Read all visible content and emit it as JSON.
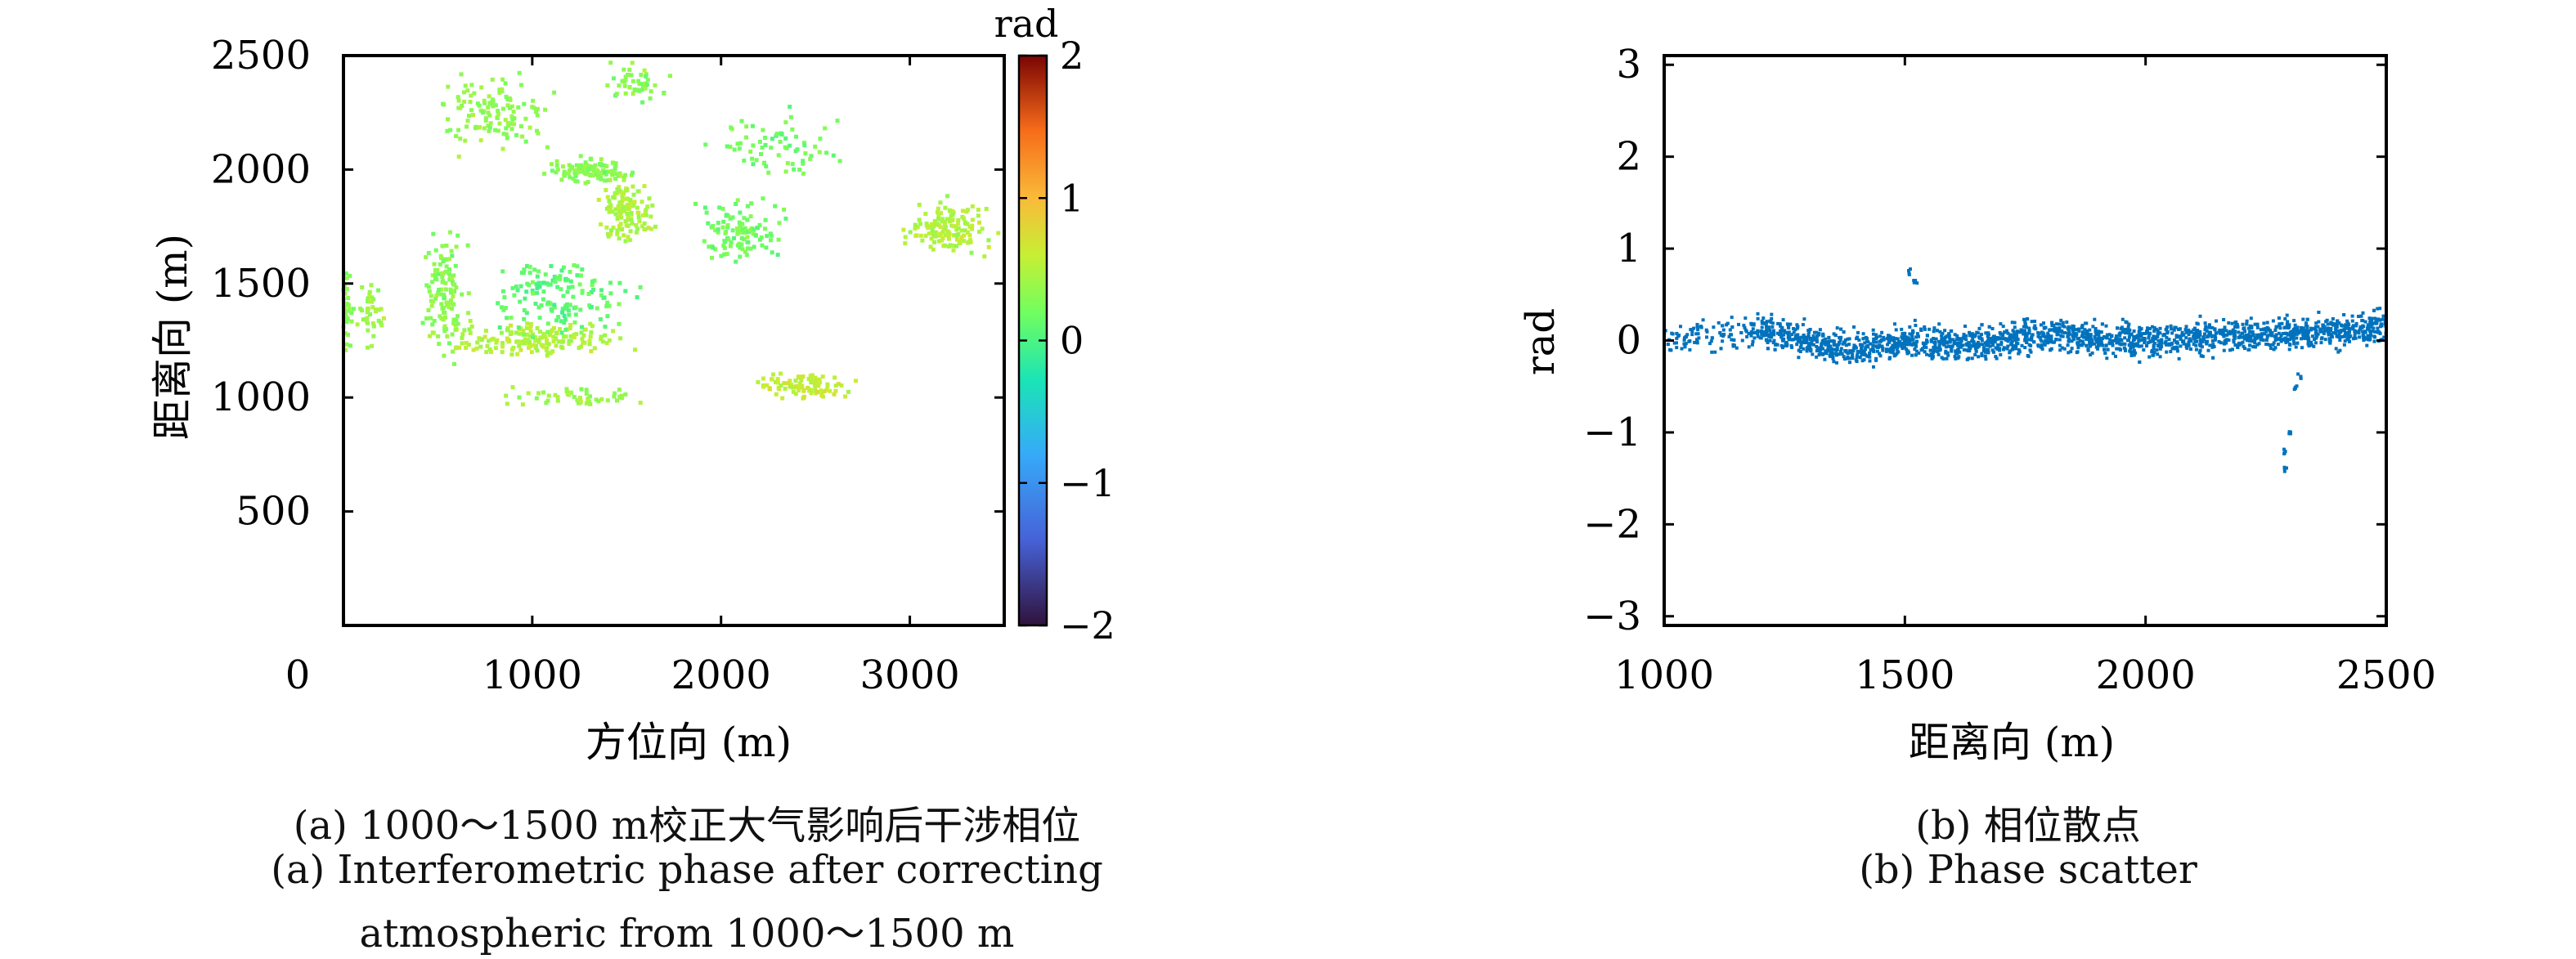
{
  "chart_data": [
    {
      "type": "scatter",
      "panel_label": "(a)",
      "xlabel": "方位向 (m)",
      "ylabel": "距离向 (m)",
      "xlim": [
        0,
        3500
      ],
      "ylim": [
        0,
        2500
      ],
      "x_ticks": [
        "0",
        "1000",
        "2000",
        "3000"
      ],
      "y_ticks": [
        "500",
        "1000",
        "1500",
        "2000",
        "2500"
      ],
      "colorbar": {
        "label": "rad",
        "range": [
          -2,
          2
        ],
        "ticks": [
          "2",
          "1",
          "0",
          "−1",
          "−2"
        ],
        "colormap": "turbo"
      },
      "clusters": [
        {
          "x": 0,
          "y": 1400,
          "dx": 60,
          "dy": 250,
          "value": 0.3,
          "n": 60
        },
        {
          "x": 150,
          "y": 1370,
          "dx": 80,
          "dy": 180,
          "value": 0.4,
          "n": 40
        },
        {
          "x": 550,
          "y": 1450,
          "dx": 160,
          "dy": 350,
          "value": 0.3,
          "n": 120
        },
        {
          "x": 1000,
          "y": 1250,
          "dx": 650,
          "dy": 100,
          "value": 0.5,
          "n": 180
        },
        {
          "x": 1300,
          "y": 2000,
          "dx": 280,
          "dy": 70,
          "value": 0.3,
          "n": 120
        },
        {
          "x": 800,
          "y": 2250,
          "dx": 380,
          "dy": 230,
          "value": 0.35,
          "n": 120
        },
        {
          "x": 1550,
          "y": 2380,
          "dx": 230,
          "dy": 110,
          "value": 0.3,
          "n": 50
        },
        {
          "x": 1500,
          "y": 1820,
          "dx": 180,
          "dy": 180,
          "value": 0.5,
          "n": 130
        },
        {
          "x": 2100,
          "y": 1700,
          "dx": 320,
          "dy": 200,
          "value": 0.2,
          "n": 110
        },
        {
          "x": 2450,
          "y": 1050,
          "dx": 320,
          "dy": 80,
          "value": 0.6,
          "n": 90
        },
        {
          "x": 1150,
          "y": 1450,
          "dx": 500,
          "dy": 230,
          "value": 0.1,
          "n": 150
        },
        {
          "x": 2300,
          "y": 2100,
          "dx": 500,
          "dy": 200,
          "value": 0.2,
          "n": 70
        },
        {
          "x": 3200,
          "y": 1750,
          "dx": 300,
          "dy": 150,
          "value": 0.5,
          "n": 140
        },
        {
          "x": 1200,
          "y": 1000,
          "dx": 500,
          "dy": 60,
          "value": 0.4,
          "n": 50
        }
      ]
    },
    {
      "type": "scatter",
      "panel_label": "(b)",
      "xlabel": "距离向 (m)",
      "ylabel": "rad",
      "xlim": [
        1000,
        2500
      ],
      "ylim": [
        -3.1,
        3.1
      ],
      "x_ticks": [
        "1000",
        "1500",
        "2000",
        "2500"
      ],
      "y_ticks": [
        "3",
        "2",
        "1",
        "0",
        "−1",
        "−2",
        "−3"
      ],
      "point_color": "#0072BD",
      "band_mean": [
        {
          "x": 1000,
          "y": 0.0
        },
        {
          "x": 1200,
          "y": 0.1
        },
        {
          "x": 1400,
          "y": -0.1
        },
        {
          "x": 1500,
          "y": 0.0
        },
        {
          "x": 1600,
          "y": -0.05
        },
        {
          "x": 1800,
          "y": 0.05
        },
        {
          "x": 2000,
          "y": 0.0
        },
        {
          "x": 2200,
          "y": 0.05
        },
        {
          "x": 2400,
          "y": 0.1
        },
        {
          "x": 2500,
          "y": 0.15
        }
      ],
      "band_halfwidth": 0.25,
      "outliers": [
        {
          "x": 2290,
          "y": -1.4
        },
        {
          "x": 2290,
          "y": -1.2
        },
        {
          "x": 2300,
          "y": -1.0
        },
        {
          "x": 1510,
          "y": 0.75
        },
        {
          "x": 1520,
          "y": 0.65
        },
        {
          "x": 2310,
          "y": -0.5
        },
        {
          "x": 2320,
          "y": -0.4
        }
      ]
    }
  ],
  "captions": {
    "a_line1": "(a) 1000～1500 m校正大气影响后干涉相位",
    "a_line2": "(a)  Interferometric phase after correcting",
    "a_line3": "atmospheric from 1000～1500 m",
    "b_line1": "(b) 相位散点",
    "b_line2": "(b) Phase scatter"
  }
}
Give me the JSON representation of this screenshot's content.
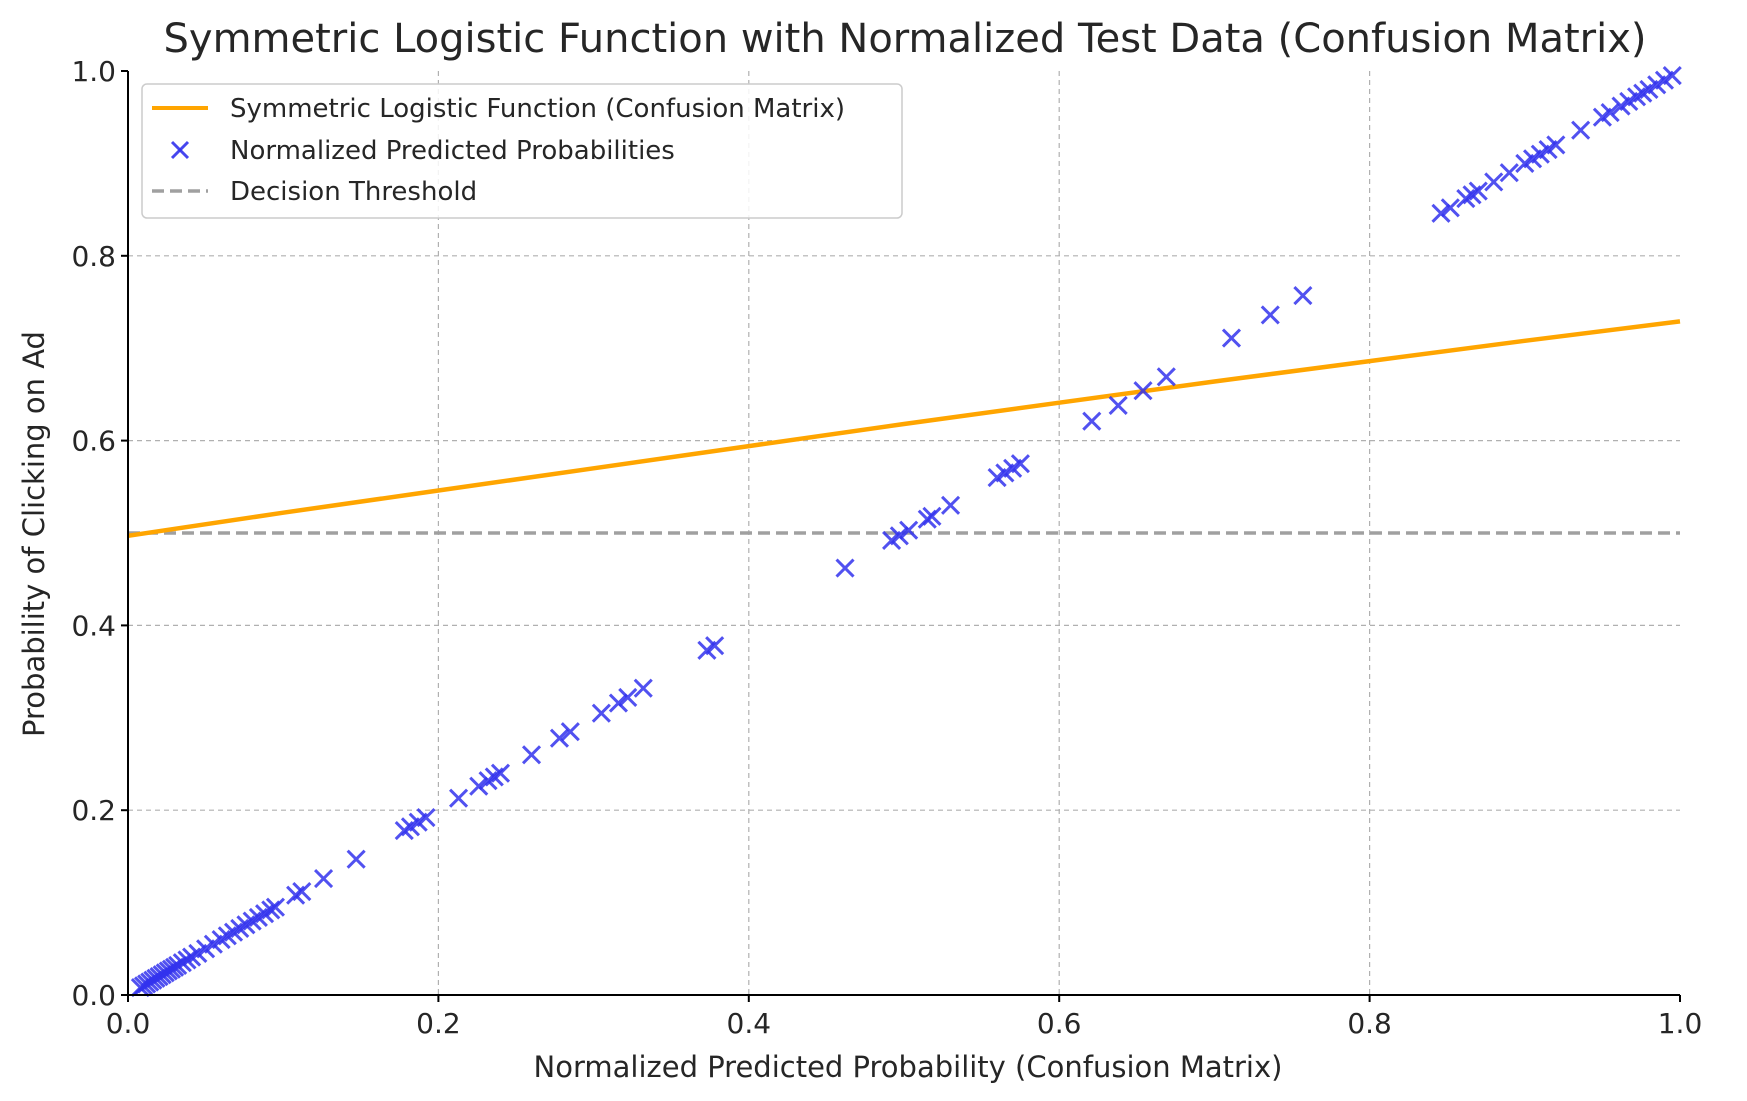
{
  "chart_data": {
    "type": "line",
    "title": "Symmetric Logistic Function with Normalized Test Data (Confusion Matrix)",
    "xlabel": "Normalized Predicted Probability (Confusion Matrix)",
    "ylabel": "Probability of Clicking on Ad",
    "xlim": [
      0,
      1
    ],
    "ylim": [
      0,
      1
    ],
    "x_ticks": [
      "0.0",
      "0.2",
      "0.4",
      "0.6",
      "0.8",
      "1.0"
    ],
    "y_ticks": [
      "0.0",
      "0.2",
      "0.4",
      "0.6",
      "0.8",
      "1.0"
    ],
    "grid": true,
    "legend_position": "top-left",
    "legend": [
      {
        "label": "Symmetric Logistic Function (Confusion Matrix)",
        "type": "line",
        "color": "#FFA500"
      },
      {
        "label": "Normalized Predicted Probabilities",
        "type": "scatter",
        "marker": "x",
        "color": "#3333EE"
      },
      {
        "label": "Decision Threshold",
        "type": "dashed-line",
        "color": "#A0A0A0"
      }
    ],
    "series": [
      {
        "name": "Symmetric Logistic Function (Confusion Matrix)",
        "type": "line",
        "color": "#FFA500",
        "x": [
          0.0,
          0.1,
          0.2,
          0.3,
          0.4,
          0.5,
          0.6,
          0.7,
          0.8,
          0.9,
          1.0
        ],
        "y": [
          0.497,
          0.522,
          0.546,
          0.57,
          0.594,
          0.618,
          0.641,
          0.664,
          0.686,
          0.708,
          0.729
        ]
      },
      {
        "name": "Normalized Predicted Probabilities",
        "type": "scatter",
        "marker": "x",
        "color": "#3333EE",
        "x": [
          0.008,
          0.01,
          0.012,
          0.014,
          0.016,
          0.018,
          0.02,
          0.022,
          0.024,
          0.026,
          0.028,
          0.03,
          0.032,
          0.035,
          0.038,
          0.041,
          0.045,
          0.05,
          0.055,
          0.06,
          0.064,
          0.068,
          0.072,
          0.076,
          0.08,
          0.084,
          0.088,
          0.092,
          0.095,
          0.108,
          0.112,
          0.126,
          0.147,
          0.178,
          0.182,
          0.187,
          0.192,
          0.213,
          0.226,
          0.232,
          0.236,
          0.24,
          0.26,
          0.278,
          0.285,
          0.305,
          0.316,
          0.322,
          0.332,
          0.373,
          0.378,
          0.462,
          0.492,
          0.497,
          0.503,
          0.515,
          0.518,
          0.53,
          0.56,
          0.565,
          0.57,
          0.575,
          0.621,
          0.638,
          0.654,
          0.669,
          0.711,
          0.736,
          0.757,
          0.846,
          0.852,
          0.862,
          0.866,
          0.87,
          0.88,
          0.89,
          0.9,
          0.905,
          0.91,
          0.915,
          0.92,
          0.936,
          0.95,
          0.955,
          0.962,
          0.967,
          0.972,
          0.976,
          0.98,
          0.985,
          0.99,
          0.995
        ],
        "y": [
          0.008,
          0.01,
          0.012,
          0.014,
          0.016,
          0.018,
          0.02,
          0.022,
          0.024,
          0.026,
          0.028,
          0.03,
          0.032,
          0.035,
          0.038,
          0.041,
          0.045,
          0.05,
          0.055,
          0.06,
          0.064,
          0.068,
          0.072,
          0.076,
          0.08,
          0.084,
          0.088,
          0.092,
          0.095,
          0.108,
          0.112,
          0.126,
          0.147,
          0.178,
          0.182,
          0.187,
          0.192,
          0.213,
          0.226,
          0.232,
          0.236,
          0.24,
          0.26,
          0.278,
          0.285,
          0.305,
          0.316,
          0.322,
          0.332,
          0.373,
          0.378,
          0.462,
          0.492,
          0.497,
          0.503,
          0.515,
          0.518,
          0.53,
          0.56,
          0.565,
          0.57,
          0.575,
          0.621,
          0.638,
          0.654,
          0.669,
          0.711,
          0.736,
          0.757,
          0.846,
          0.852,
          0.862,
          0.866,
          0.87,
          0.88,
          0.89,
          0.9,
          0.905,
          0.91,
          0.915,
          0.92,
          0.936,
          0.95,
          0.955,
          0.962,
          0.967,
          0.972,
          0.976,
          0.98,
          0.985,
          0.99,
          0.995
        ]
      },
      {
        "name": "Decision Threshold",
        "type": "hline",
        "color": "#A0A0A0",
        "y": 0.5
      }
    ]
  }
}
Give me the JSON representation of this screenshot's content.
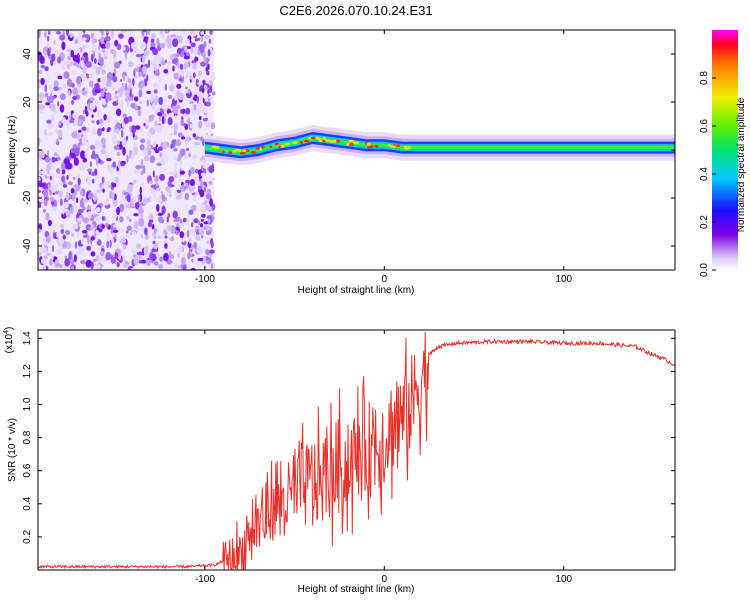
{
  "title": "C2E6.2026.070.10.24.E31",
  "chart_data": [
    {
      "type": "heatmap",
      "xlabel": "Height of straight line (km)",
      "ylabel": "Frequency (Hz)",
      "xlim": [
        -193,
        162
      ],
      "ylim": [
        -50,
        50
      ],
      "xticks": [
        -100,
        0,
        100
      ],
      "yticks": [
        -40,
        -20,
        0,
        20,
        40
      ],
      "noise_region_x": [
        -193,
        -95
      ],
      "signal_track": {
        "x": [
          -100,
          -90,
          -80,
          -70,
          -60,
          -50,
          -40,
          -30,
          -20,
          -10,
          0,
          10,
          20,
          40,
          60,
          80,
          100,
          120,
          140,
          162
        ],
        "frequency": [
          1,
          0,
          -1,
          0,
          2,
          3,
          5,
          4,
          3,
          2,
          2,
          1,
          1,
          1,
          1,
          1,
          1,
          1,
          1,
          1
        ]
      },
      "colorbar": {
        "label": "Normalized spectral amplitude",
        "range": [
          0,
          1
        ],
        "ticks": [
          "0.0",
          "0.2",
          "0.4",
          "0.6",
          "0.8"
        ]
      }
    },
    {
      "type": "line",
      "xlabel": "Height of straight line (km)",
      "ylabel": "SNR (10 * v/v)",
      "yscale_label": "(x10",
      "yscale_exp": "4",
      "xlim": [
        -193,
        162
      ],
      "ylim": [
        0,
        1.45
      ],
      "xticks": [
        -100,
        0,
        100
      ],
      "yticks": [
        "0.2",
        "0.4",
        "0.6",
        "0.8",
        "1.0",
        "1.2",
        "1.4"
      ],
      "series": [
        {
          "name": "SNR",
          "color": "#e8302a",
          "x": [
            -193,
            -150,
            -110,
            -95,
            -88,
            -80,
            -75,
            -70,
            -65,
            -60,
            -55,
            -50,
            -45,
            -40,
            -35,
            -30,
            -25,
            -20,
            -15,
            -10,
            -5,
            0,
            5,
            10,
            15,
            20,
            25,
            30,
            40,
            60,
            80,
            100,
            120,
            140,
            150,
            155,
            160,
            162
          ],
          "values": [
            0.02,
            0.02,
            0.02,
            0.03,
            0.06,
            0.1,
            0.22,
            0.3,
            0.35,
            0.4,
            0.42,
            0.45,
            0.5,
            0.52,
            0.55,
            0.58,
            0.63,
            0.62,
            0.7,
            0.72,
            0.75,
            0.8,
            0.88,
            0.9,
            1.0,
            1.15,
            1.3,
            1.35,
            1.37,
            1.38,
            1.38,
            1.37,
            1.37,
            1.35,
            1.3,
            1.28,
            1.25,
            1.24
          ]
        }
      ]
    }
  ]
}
= = = = =
* The exercise *
Wherever a line in the data above holds "ylabel", copy that line.

* The output *
      "ylabel": "距离向 (m)",
      "ylabel": "rad",
    "ylabel": "Probability of Clicking on Ad",
      "ylabel": "Frequency (Hz)",
      "ylabel": "SNR (10 * v/v)",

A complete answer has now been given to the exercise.